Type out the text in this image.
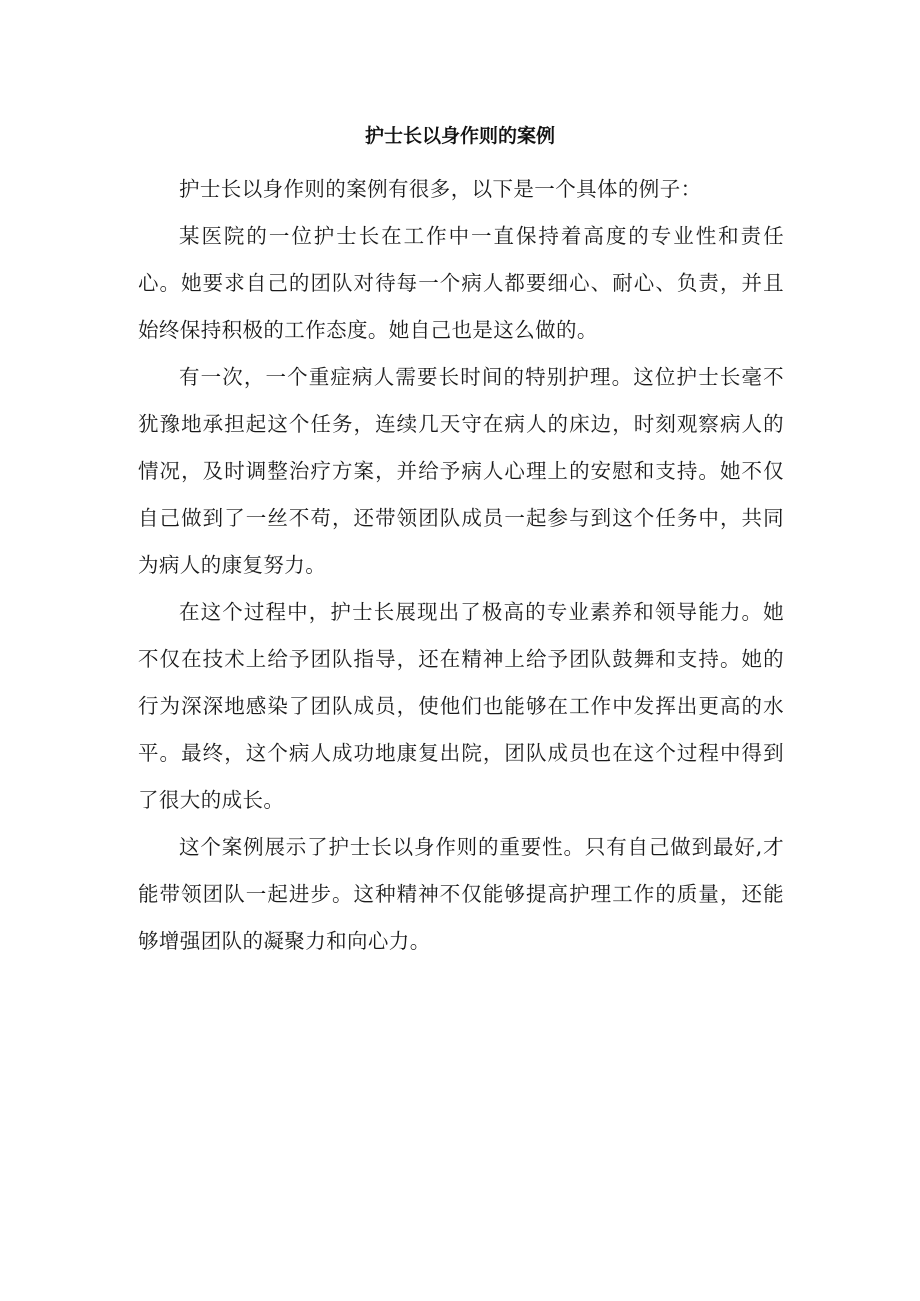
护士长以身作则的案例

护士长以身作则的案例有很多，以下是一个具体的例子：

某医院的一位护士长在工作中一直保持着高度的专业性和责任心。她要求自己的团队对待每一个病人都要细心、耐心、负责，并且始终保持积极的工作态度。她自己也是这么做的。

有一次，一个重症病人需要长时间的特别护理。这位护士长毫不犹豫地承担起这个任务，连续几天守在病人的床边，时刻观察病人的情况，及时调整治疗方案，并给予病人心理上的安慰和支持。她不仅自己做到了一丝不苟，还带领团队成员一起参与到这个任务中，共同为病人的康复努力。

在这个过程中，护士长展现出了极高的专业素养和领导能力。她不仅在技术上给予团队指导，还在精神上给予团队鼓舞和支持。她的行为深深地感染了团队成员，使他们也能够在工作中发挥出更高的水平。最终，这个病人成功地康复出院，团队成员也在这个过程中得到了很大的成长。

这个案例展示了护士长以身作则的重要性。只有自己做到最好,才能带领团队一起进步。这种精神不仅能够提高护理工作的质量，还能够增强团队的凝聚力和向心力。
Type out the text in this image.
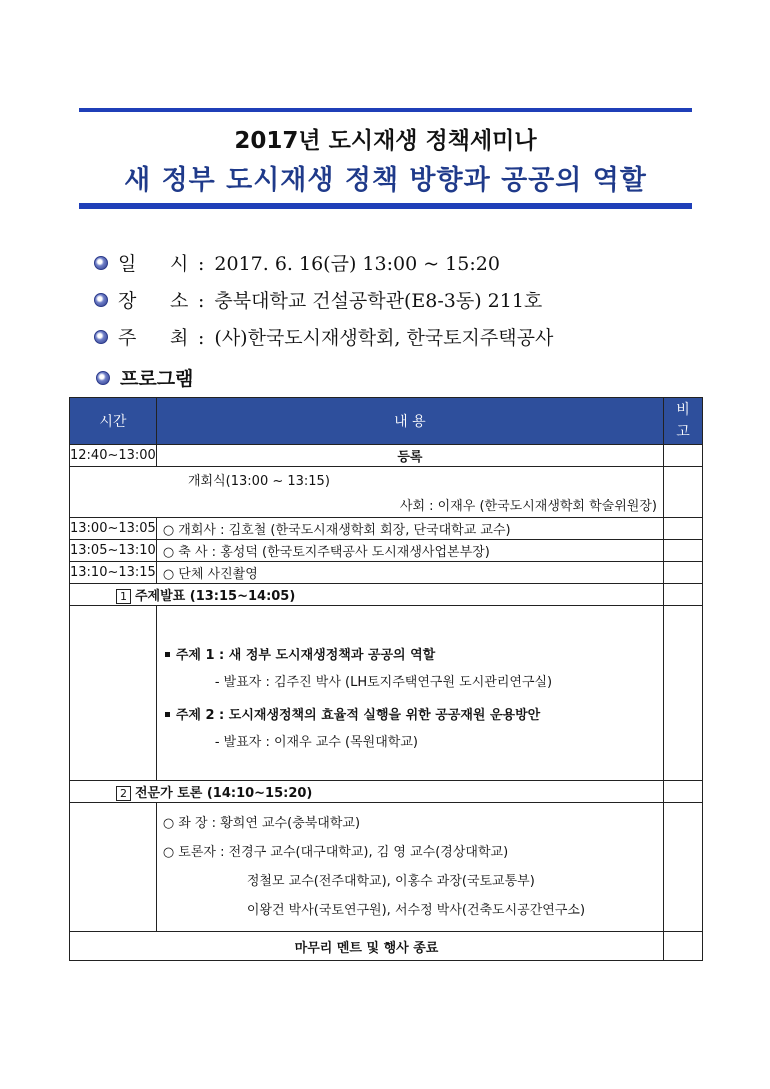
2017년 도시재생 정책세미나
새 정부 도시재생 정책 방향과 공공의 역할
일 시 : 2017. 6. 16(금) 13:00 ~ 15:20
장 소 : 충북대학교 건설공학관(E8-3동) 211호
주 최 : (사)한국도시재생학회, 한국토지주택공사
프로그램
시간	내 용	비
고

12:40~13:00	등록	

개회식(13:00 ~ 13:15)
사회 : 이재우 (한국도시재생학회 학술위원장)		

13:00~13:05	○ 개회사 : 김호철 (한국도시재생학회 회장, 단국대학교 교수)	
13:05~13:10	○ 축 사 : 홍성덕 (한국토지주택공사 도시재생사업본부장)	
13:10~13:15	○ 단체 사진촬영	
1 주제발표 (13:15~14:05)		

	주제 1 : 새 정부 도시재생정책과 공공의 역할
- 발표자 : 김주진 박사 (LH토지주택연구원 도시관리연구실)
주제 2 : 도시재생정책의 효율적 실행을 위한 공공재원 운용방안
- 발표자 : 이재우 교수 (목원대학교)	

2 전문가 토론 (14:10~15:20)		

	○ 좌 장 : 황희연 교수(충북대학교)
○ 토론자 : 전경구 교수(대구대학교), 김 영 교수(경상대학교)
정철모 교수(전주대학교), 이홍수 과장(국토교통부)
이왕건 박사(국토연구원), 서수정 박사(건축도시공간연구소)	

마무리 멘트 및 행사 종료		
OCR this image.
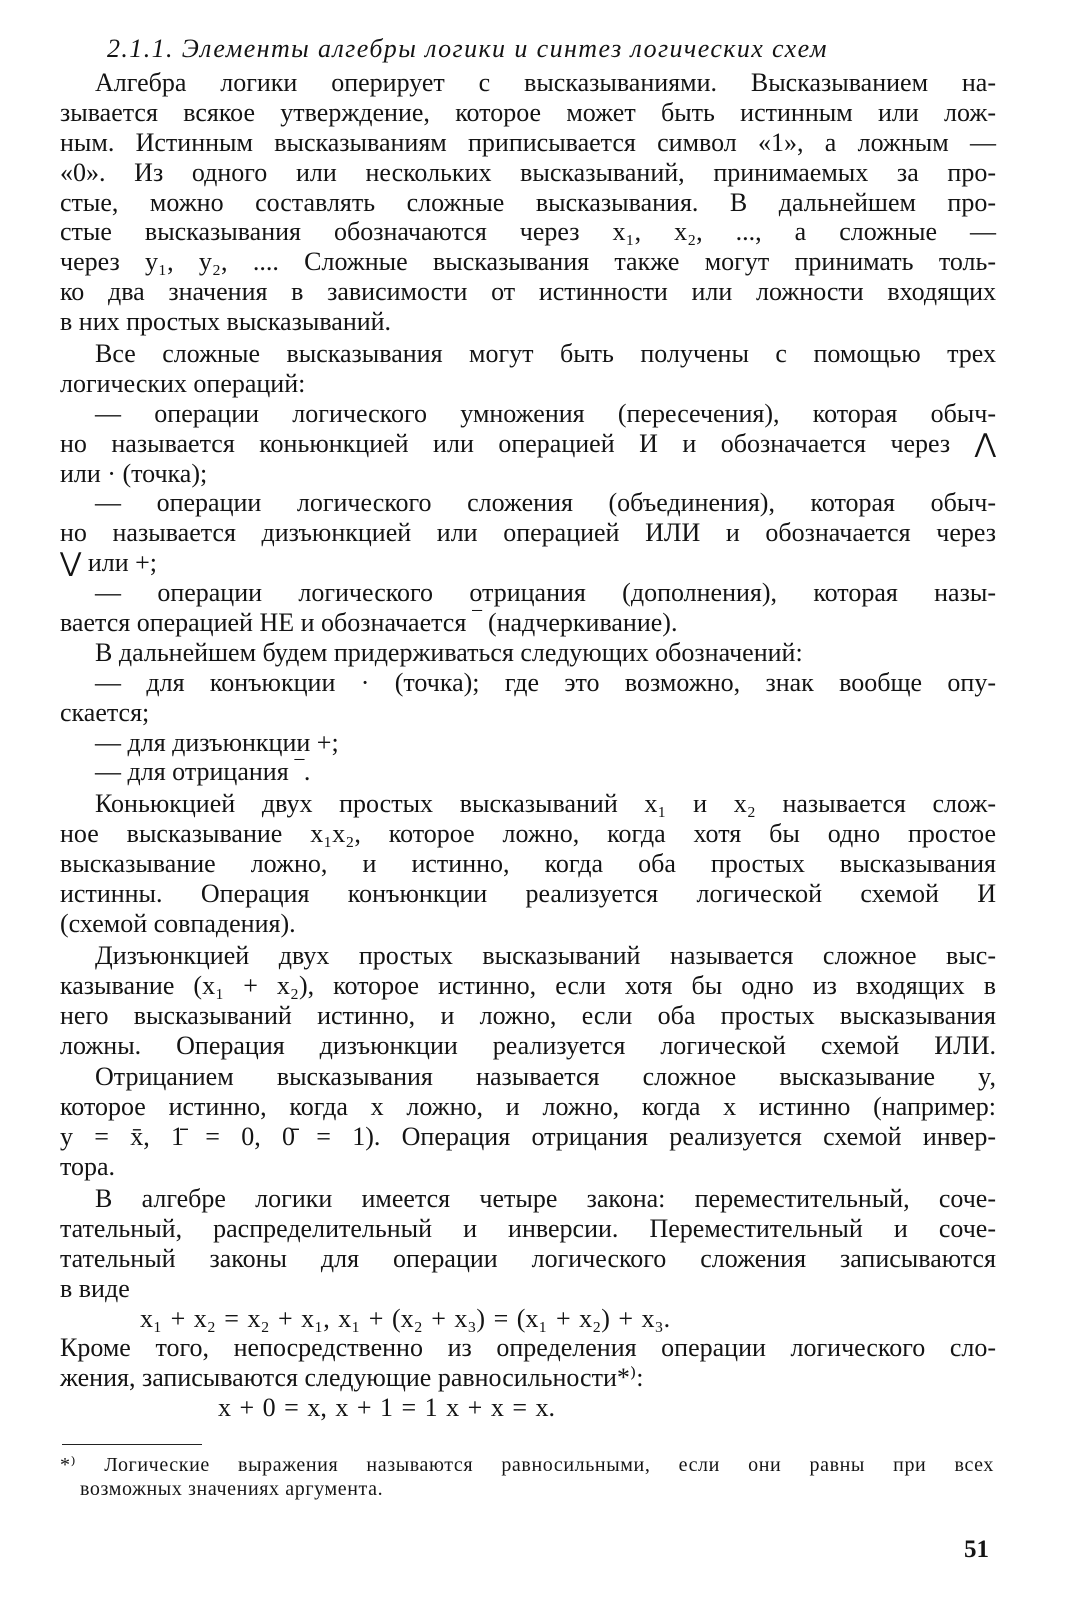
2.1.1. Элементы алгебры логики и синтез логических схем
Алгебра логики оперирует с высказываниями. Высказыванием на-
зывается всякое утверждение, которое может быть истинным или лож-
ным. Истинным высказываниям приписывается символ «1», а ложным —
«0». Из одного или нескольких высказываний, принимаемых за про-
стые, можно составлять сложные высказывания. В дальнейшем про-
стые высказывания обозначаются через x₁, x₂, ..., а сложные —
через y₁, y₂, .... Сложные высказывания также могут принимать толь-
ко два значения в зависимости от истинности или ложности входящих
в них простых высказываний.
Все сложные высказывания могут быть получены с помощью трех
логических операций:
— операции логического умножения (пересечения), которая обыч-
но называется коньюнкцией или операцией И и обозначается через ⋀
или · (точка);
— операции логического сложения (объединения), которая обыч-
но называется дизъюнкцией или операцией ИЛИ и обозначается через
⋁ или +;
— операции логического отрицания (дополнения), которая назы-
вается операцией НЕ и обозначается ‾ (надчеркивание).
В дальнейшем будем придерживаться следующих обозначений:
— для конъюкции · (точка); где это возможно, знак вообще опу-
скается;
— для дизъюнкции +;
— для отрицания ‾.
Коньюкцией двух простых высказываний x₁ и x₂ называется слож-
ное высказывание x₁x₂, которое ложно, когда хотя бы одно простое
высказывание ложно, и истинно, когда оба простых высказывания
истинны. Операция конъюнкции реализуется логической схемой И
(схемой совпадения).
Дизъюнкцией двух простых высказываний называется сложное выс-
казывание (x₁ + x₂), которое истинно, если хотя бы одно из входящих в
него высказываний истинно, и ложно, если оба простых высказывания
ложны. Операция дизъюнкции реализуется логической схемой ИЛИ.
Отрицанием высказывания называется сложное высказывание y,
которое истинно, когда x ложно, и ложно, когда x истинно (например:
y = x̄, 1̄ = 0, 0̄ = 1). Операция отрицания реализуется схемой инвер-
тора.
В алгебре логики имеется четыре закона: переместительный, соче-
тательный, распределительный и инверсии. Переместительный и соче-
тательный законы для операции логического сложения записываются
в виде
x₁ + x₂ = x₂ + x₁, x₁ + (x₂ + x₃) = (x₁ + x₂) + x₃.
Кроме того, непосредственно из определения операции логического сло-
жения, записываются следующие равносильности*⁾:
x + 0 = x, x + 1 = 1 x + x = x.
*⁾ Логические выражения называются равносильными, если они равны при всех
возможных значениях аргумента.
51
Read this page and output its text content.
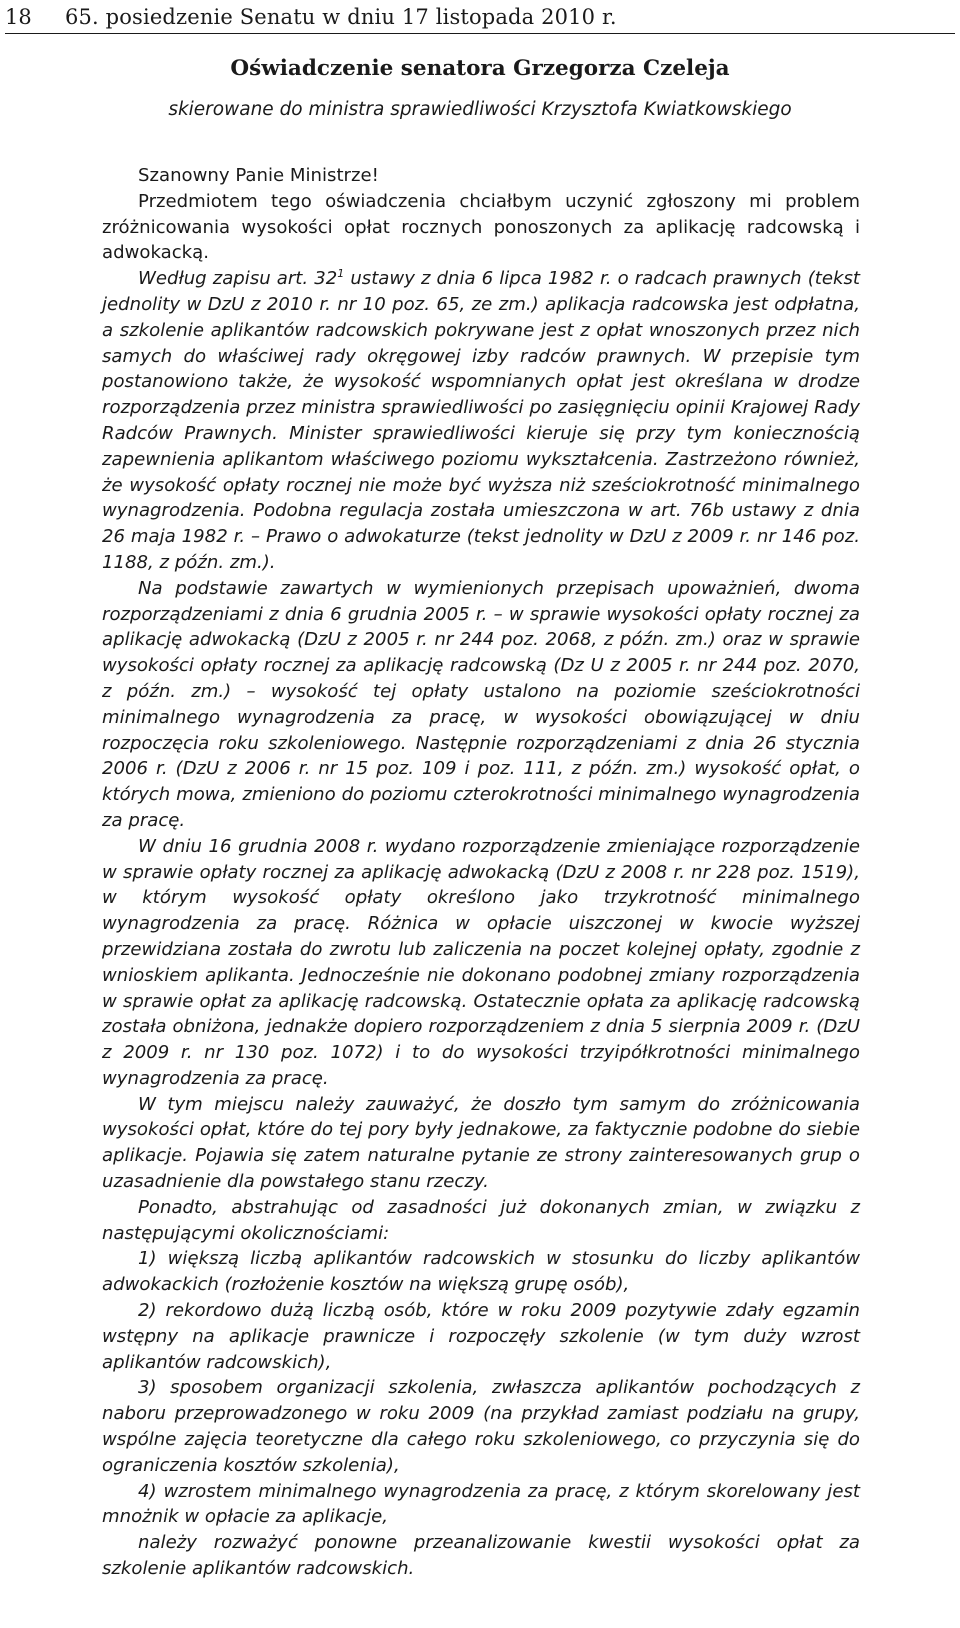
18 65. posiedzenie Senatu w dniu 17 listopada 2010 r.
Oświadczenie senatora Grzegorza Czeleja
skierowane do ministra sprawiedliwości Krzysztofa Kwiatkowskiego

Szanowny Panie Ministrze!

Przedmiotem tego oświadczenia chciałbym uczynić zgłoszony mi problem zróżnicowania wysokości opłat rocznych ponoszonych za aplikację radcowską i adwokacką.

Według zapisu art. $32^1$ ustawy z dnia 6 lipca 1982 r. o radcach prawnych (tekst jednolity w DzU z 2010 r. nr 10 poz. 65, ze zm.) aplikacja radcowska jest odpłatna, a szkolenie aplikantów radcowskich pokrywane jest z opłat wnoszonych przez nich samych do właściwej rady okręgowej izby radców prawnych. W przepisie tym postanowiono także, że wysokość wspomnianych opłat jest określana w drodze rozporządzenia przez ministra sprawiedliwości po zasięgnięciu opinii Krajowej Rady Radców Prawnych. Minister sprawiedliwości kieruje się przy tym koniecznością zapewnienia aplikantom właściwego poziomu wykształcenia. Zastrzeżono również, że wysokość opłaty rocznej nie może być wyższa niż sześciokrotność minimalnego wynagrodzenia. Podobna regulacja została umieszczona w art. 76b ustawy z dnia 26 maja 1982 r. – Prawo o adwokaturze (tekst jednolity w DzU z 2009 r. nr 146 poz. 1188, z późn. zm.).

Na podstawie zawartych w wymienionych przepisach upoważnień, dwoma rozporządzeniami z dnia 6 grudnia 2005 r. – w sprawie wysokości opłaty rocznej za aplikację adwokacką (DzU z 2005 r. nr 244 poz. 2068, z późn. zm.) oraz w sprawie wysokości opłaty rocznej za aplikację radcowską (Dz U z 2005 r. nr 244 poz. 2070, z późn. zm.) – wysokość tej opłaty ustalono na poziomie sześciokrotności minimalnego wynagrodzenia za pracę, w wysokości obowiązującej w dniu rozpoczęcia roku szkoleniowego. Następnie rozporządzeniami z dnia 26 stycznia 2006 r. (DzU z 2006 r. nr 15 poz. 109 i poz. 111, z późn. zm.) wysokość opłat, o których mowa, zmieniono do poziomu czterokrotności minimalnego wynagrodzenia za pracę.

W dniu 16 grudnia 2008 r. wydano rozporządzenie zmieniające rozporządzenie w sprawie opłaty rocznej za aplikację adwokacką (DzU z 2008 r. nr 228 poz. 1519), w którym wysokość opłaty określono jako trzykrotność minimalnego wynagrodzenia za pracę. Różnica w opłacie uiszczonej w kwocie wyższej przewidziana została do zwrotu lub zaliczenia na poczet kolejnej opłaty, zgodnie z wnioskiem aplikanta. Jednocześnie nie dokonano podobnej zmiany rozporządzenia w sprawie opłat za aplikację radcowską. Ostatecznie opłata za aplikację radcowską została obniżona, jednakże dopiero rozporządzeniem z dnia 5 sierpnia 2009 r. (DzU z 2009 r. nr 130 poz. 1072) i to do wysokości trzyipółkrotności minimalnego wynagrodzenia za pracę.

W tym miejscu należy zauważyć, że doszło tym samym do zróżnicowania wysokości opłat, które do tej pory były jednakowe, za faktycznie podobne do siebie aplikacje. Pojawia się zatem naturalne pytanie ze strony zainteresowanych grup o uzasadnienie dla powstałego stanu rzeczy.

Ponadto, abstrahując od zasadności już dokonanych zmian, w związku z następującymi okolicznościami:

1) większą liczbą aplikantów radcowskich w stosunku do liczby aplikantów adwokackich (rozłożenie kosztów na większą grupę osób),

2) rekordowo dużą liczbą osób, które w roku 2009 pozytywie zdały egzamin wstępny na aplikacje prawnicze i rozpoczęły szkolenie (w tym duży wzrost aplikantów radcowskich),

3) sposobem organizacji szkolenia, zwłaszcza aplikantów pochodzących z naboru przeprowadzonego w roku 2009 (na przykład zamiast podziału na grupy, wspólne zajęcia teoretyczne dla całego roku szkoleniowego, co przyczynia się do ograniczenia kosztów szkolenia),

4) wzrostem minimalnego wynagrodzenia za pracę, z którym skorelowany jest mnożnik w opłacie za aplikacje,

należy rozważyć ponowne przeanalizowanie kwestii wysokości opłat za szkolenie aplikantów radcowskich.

######

» **Exercise brief**
Pull out every line holding "дизъюнкции" from the records above, and copy it.

» **Solution for this exercise**
— для дизъюнкции +;
ложны. Операция дизъюнкции реализуется логической схемой ИЛИ.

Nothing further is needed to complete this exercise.